WORK TO BE COMPLETED -
Return each line that holds the word "this".

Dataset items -

*-*-*

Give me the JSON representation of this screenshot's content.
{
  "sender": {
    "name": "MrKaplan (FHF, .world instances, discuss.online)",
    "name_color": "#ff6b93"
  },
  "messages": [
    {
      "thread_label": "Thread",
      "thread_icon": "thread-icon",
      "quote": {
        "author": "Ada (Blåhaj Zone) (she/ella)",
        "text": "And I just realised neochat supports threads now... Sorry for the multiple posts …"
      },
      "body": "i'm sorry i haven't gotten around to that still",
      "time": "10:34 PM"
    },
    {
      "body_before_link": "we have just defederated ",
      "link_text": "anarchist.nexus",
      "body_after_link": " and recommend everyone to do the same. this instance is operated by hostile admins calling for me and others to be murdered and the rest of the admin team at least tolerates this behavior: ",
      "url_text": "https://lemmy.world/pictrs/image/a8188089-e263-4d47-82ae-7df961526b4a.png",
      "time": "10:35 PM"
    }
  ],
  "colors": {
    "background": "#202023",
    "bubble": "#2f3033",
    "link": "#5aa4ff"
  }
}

*-*-*

COMPLETED EXERCISE -
Give me the JSON representation of this screenshot's content.
      "body_after_link": " and recommend everyone to do the same. this instance is operated by hostile admins calling for me and others to be murdered and the rest of the admin team at least tolerates this behavior: ",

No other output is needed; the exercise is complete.